:: Input for this task ::

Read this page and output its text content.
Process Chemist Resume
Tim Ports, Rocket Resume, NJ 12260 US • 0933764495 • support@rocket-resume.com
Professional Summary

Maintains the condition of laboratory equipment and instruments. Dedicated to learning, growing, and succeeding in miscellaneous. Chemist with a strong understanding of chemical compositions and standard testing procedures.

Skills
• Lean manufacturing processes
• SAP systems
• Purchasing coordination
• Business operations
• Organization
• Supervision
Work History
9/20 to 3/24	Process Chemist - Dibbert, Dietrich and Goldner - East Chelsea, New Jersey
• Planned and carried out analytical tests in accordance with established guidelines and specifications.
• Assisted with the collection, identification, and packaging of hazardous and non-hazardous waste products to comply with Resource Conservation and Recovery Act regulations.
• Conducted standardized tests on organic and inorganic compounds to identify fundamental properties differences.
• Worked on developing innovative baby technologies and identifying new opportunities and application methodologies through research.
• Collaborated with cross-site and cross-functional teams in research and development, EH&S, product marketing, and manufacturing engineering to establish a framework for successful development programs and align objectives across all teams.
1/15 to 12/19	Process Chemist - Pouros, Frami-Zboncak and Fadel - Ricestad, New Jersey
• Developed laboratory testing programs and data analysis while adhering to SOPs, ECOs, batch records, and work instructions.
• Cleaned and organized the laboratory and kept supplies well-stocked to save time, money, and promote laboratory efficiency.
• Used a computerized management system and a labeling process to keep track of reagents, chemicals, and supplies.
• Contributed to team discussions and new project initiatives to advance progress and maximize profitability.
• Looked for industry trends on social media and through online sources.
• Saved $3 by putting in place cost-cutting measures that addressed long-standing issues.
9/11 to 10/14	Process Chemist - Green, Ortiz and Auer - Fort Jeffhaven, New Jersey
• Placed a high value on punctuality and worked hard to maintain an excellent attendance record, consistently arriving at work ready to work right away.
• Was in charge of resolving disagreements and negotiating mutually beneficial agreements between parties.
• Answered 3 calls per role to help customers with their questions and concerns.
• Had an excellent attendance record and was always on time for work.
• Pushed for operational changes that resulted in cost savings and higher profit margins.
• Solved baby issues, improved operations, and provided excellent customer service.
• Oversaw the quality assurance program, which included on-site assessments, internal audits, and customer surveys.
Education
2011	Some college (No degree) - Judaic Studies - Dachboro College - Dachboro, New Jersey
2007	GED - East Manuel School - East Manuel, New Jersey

:::

Exercise -
Look through the material above. Copy each line where the word "site" appears.

Written answer -
• Collaborated with cross-site and cross-functional teams in research and development, EH&S, product marketing, and manufacturing engineering to establish a framework for successful development programs and align objectives across all teams.
• Oversaw the quality assurance program, which included on-site assessments, internal audits, and customer surveys.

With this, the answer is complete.